WHAT THE TASK ASKS – Word for word, copy all the data and drop the pictures.

Stored data:
● ● ● ●

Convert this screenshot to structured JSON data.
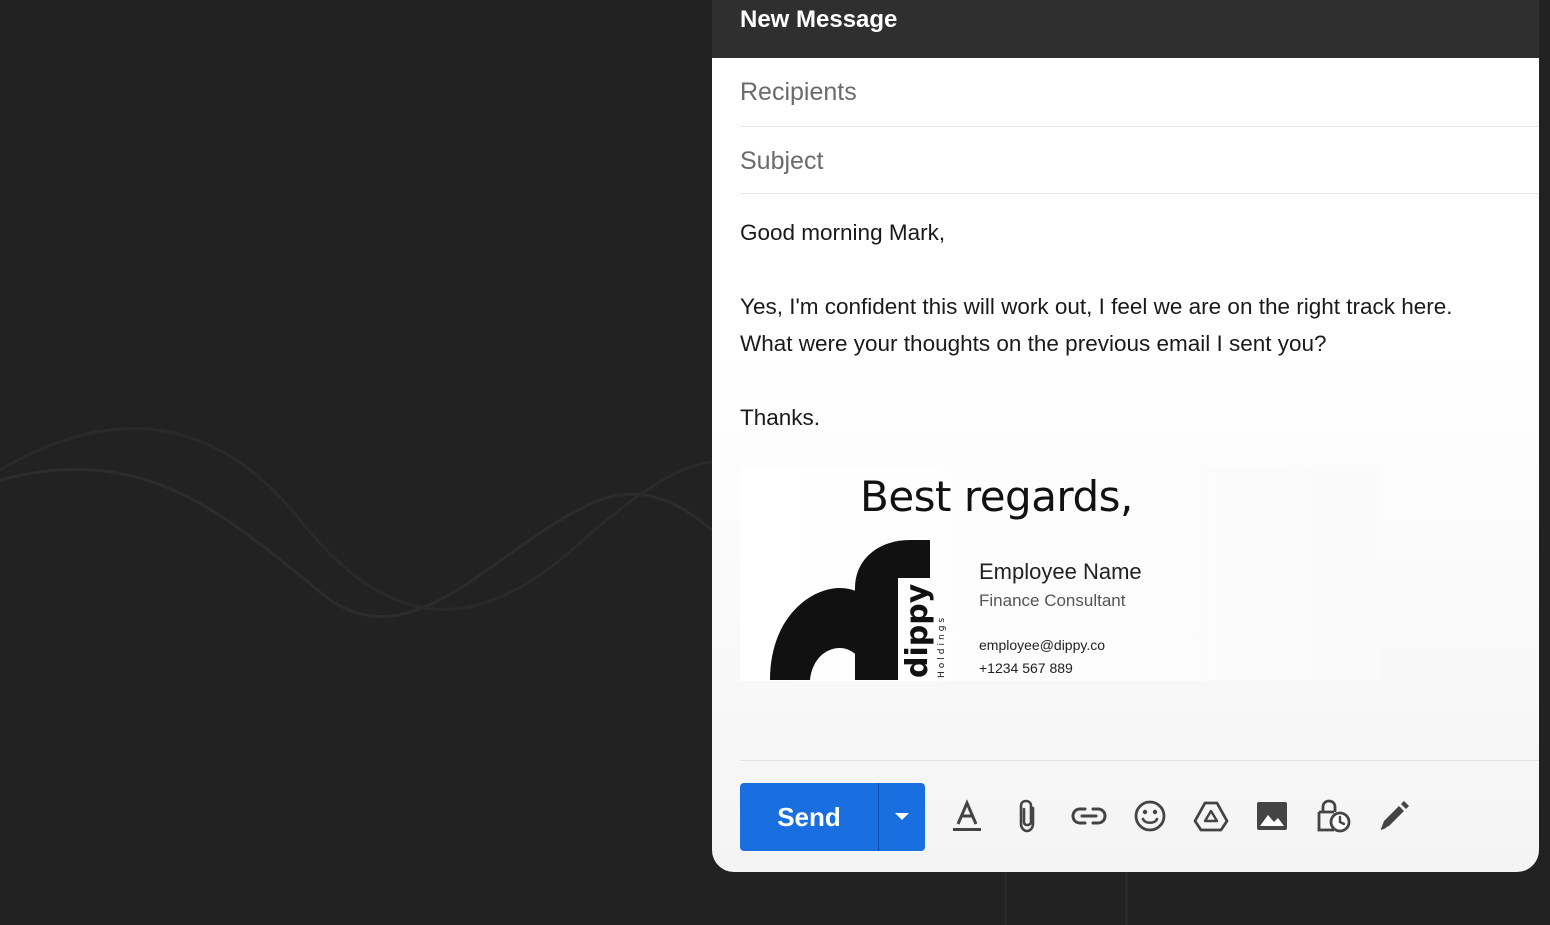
{
  "compose": {
    "title": "New Message",
    "recipients_placeholder": "Recipients",
    "subject_placeholder": "Subject",
    "body": {
      "greeting": "Good morning Mark,",
      "line1": "Yes, I'm confident this will work out, I feel we are on the right track here.",
      "line2": "What were your thoughts on the previous email I sent you?",
      "closing": "Thanks."
    }
  },
  "signature": {
    "regards": "Best regards,",
    "logo_word": "dippy",
    "logo_sub": "Holdings",
    "name": "Employee Name",
    "title": "Finance Consultant",
    "email": "employee@dippy.co",
    "phone": "+1234 567 889"
  },
  "toolbar": {
    "send_label": "Send",
    "icons": [
      "format-text-icon",
      "attach-icon",
      "link-icon",
      "emoji-icon",
      "drive-icon",
      "photo-icon",
      "confidential-mode-icon",
      "signature-pen-icon"
    ]
  },
  "colors": {
    "send_button": "#1a6fe0",
    "header": "#2f2f2f",
    "background": "#222222"
  }
}
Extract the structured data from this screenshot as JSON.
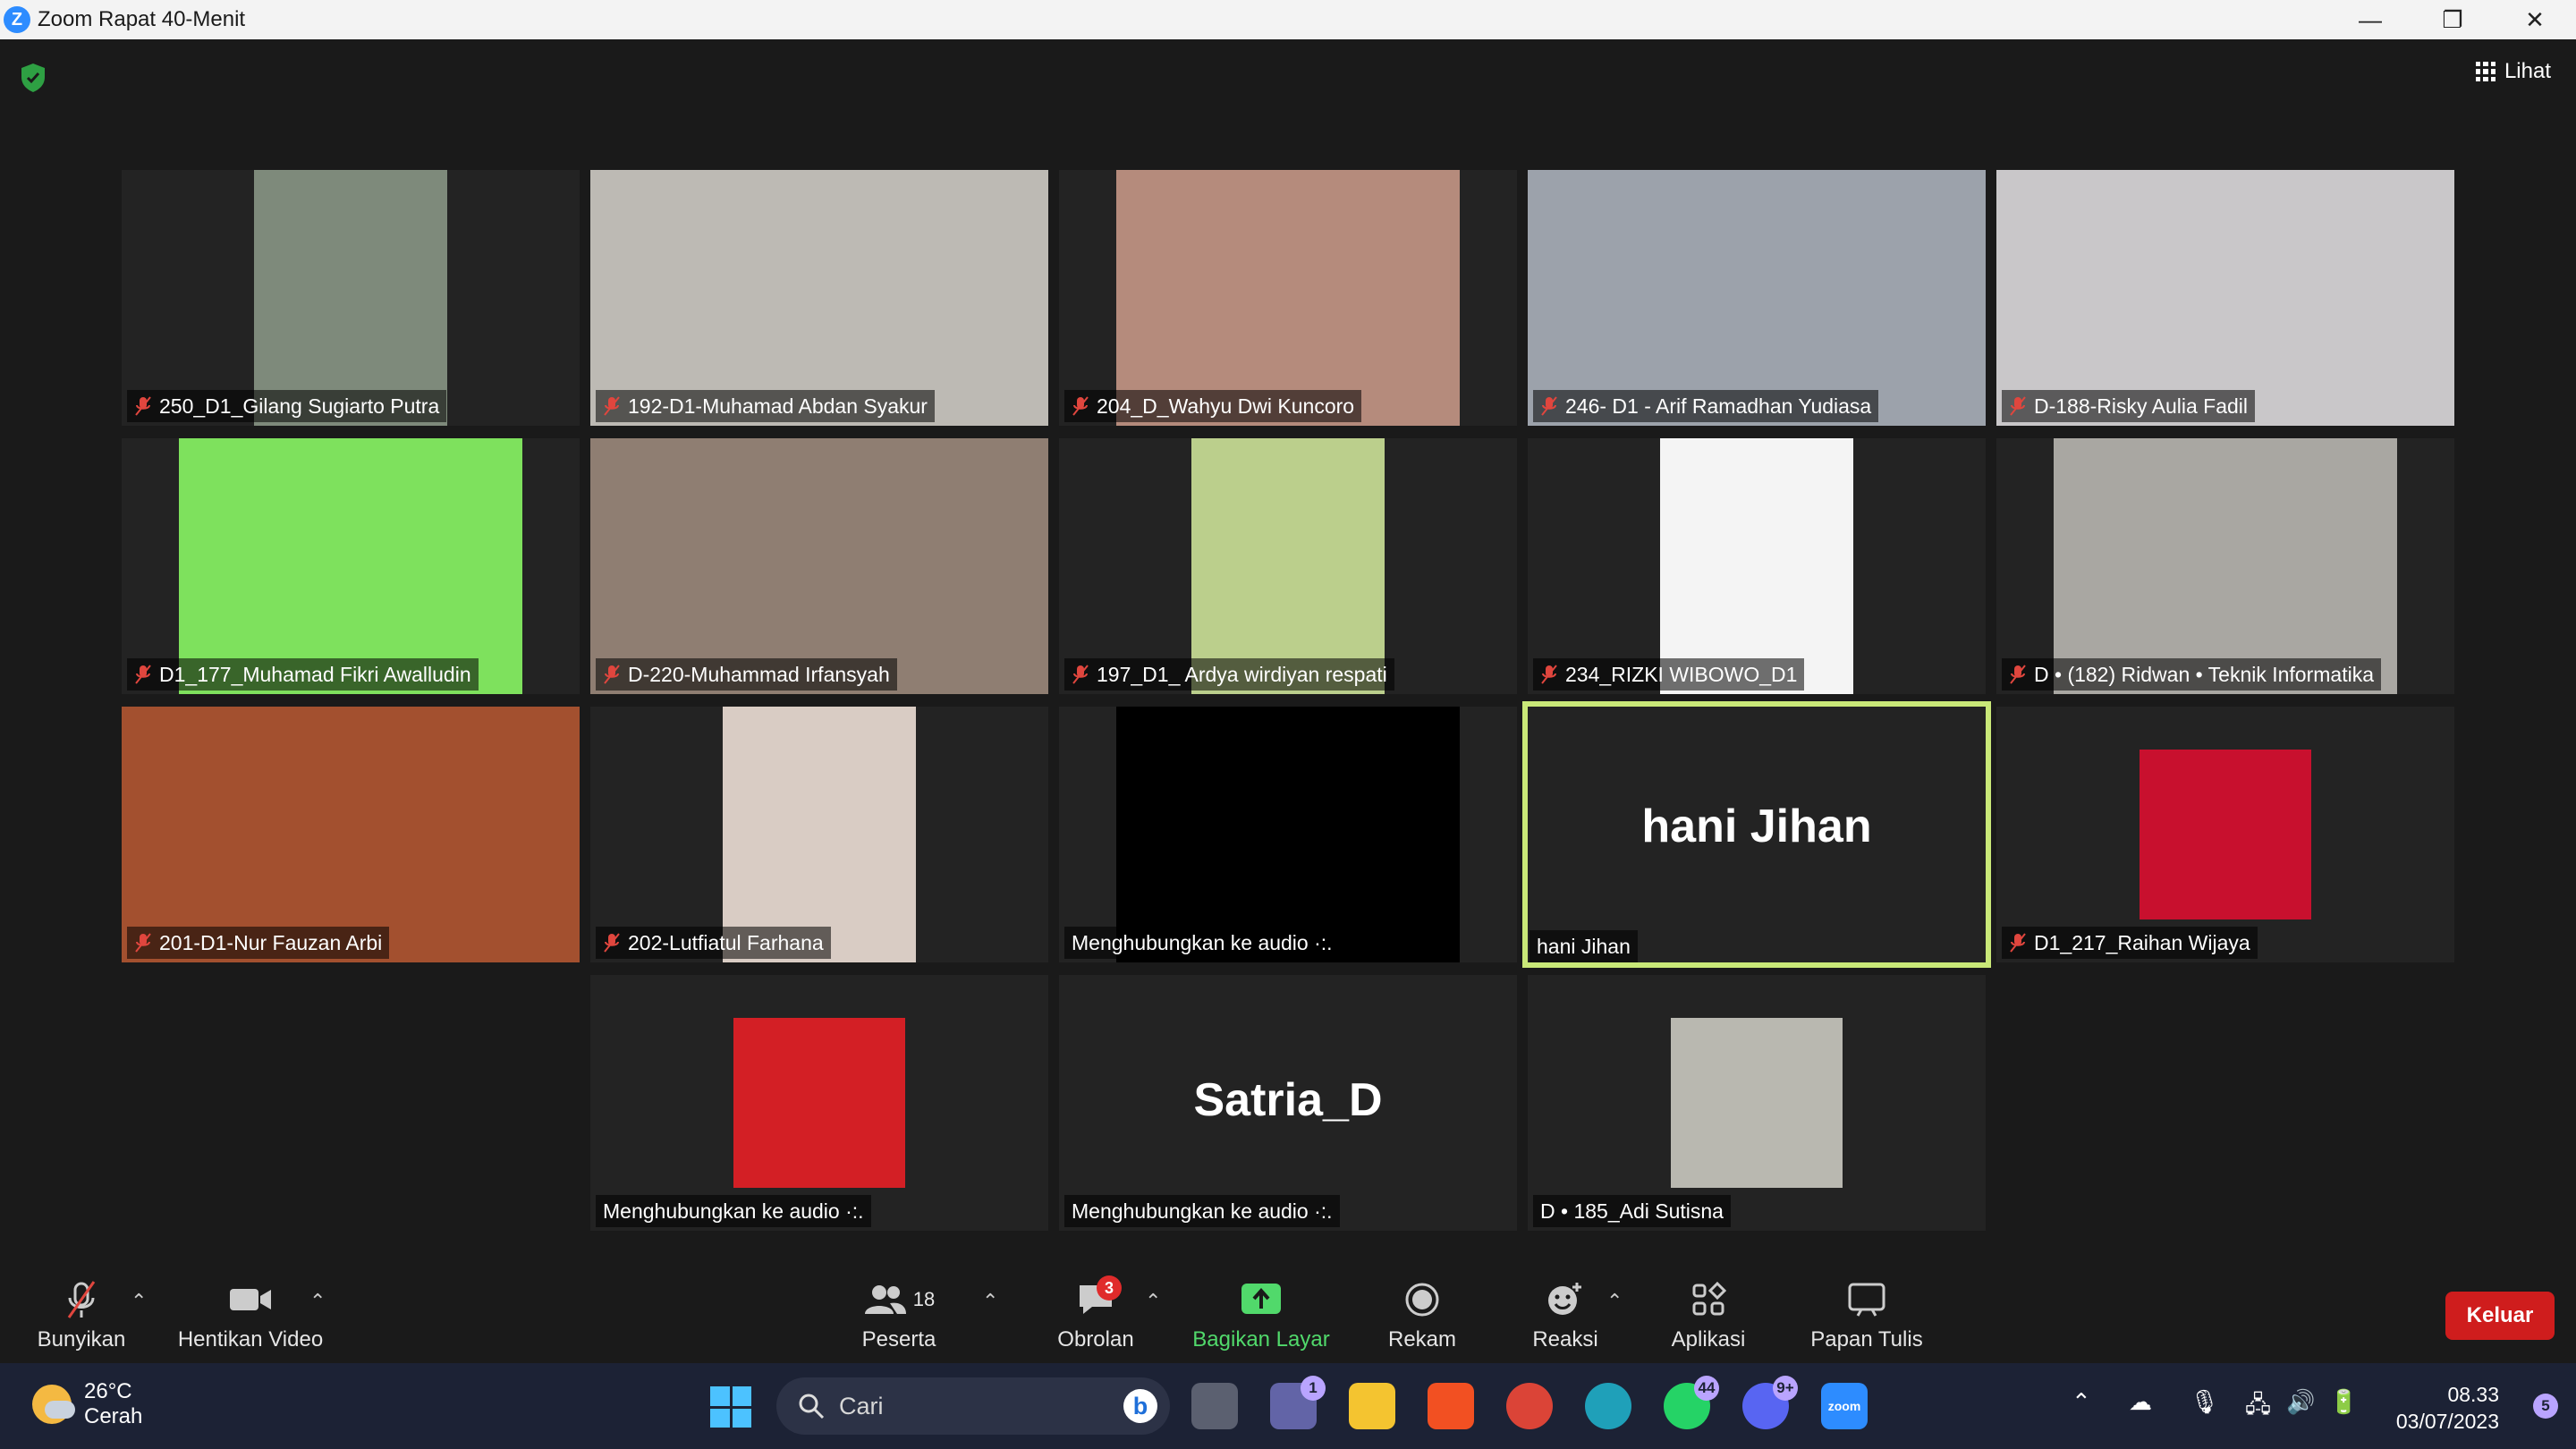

● ● ● ●

RESULT –
Convert this screenshot to structured JSON data.
{
  "compose": {
    "title": "New Message",
    "recipients_placeholder": "Recipients",
    "subject_placeholder": "Subject",
    "body": {
      "greeting": "Good morning Mark,",
      "line1": "Yes, I'm confident this will work out, I feel we are on the right track here.",
      "line2": "What were your thoughts on the previous email I sent you?",
      "closing": "Thanks."
    }
  },
  "signature": {
    "regards": "Best regards,",
    "logo_word": "dippy",
    "logo_sub": "Holdings",
    "name": "Employee Name",
    "title": "Finance Consultant",
    "email": "employee@dippy.co",
    "phone": "+1234 567 889"
  },
  "toolbar": {
    "send_label": "Send",
    "icons": [
      "format-text-icon",
      "attach-icon",
      "link-icon",
      "emoji-icon",
      "drive-icon",
      "photo-icon",
      "confidential-mode-icon",
      "signature-pen-icon"
    ]
  },
  "colors": {
    "send_button": "#1a6fe0",
    "header": "#2f2f2f",
    "background": "#222222"
  }
}
Extract the structured data from this screenshot as JSON.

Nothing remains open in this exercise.